◆ **YOUR GOAL**:
How many lines of these entries include the string "JSON"? State the number alone.

^^^^^^^^

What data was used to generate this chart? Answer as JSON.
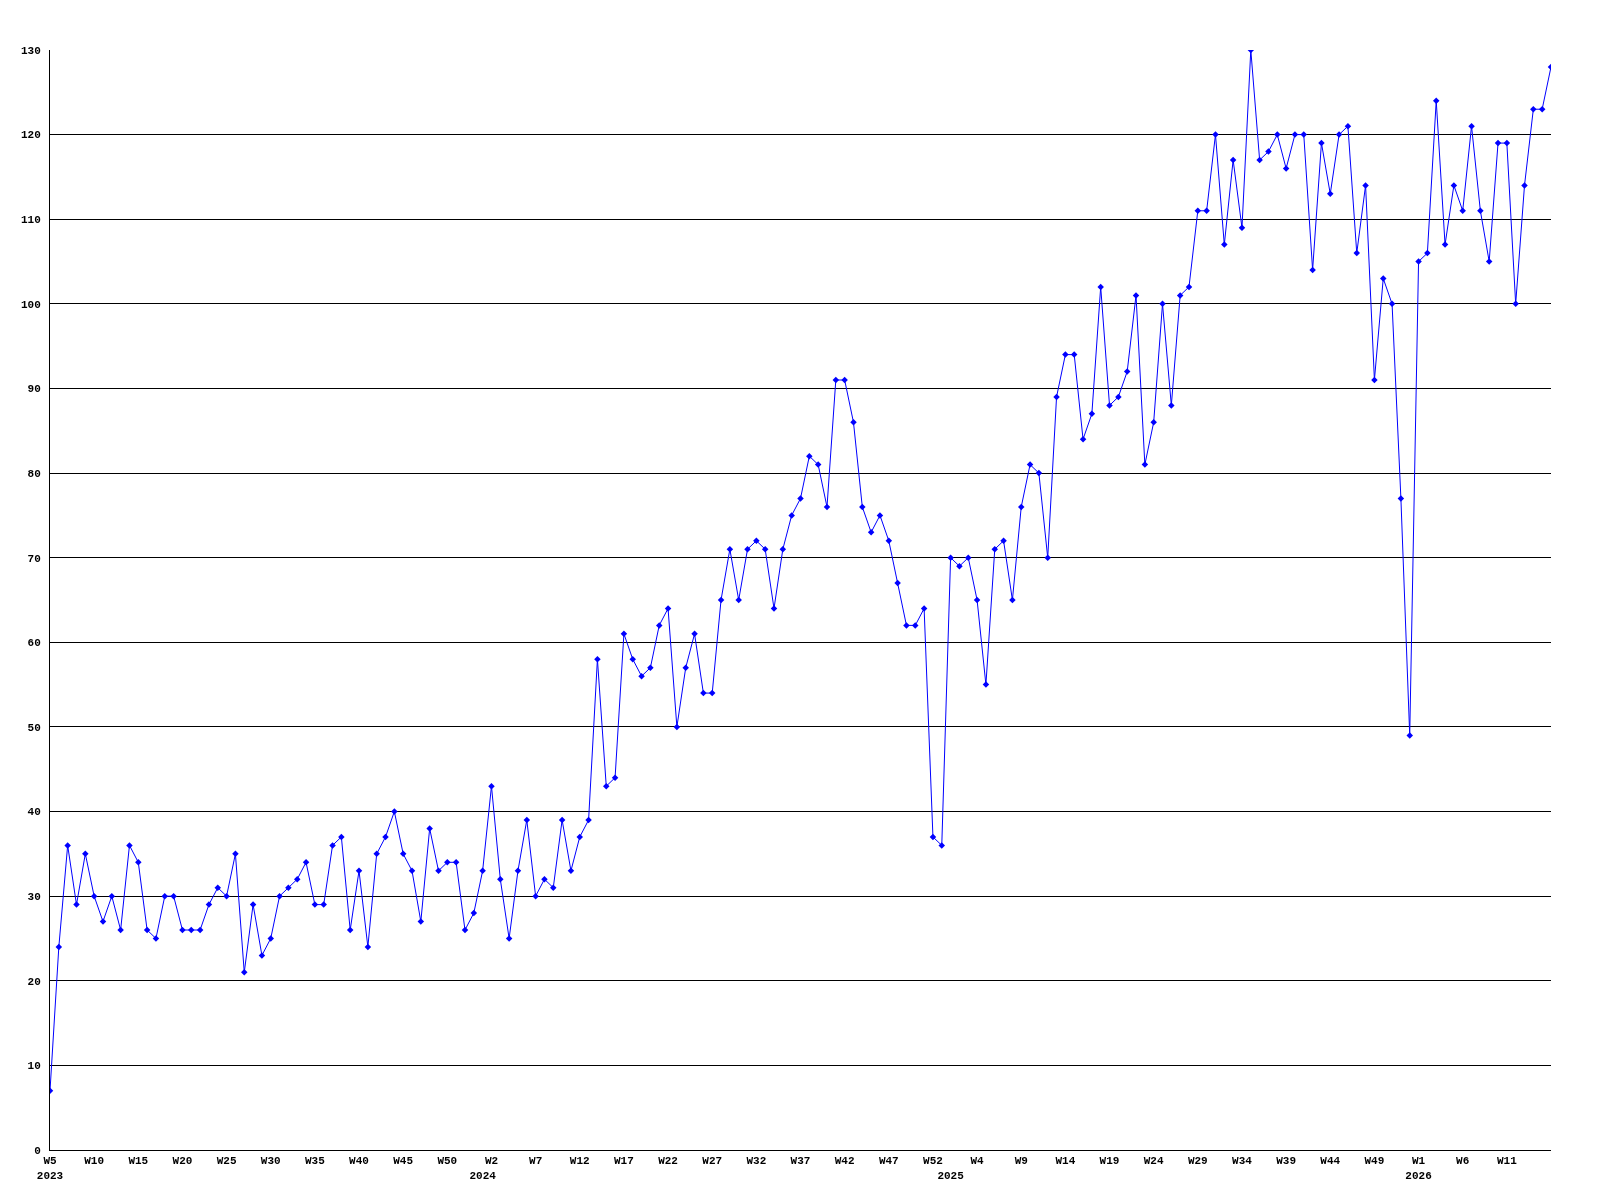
{
  "chart_data": {
    "type": "line",
    "categories": [
      "W5\n2023",
      null,
      null,
      null,
      null,
      "W10",
      null,
      null,
      null,
      null,
      "W15",
      null,
      null,
      null,
      null,
      "W20",
      null,
      null,
      null,
      null,
      "W25",
      null,
      null,
      null,
      null,
      "W30",
      null,
      null,
      null,
      null,
      "W35",
      null,
      null,
      null,
      null,
      "W40",
      null,
      null,
      null,
      null,
      "W45",
      null,
      null,
      null,
      null,
      "W50",
      null,
      null,
      null,
      "\n2024",
      "W2",
      null,
      null,
      null,
      null,
      "W7",
      null,
      null,
      null,
      null,
      "W12",
      null,
      null,
      null,
      null,
      "W17",
      null,
      null,
      null,
      null,
      "W22",
      null,
      null,
      null,
      null,
      "W27",
      null,
      null,
      null,
      null,
      "W32",
      null,
      null,
      null,
      null,
      "W37",
      null,
      null,
      null,
      null,
      "W42",
      null,
      null,
      null,
      null,
      "W47",
      null,
      null,
      null,
      null,
      "W52",
      null,
      "\n2025",
      null,
      null,
      "W4",
      null,
      null,
      null,
      null,
      "W9",
      null,
      null,
      null,
      null,
      "W14",
      null,
      null,
      null,
      null,
      "W19",
      null,
      null,
      null,
      null,
      "W24",
      null,
      null,
      null,
      null,
      "W29",
      null,
      null,
      null,
      null,
      "W34",
      null,
      null,
      null,
      null,
      "W39",
      null,
      null,
      null,
      null,
      "W44",
      null,
      null,
      null,
      null,
      "W49",
      null,
      null,
      null,
      null,
      "W1\n2026",
      null,
      null,
      null,
      null,
      "W6",
      null,
      null,
      null,
      null,
      "W11",
      null,
      null,
      null,
      null,
      null
    ],
    "series": [
      {
        "color": "#0000ff",
        "values": [
          7,
          24,
          36,
          29,
          35,
          30,
          27,
          30,
          26,
          36,
          34,
          26,
          25,
          30,
          30,
          26,
          26,
          26,
          29,
          31,
          30,
          35,
          21,
          29,
          23,
          25,
          30,
          31,
          32,
          34,
          29,
          29,
          36,
          37,
          26,
          33,
          24,
          35,
          37,
          40,
          35,
          33,
          27,
          38,
          33,
          34,
          34,
          26,
          28,
          33,
          43,
          32,
          25,
          33,
          39,
          30,
          32,
          31,
          39,
          33,
          37,
          39,
          58,
          43,
          44,
          61,
          58,
          56,
          57,
          62,
          64,
          50,
          57,
          61,
          54,
          54,
          65,
          71,
          65,
          71,
          72,
          71,
          64,
          71,
          75,
          77,
          82,
          81,
          76,
          91,
          91,
          86,
          76,
          73,
          75,
          72,
          67,
          62,
          62,
          64,
          37,
          36,
          70,
          69,
          70,
          65,
          55,
          71,
          72,
          65,
          76,
          81,
          80,
          70,
          89,
          94,
          94,
          84,
          87,
          102,
          88,
          89,
          92,
          101,
          81,
          86,
          100,
          88,
          101,
          102,
          111,
          111,
          120,
          107,
          117,
          109,
          130,
          117,
          118,
          120,
          116,
          120,
          120,
          104,
          119,
          113,
          120,
          121,
          106,
          114,
          91,
          103,
          100,
          77,
          49,
          105,
          106,
          124,
          107,
          114,
          111,
          121,
          111,
          105,
          119,
          119,
          100,
          114,
          123,
          123,
          128
        ]
      }
    ],
    "ylim": [
      0,
      130
    ],
    "yticks": [
      0,
      10,
      20,
      30,
      40,
      50,
      60,
      70,
      80,
      90,
      100,
      110,
      120,
      130
    ],
    "grid": "y",
    "marker": "diamond",
    "line_style": "solid"
  }
}
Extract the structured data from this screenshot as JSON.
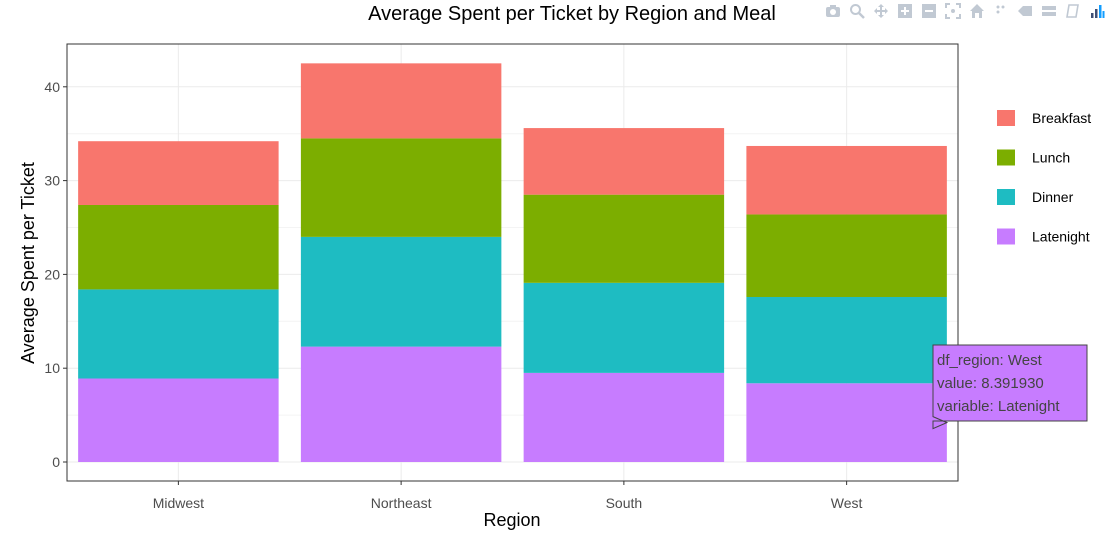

^^^^^^^^

◆ **RESULT OF THE EXERCISE**:
2